* begin Data supplied *
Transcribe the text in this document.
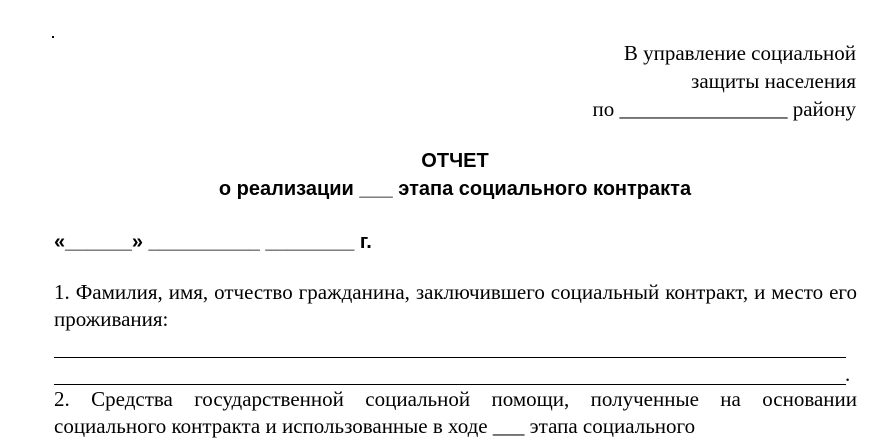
В управление социальной
защиты населения
по ________________ району
ОТЧЕТ
о реализации ___ этапа социального контракта
«______» __________ ________ г.
1. Фамилия, имя, отчество гражданина, заключившего социальный контракт, и место его проживания:
.
2. Средства государственной социальной помощи, полученные на основании социального контракта и использованные в ходе ___ этапа социального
* end Data supplied *
* [What is asked] Among the lines above, count those containing the word "этапа" and give nothing but the result.

* [The solution] 2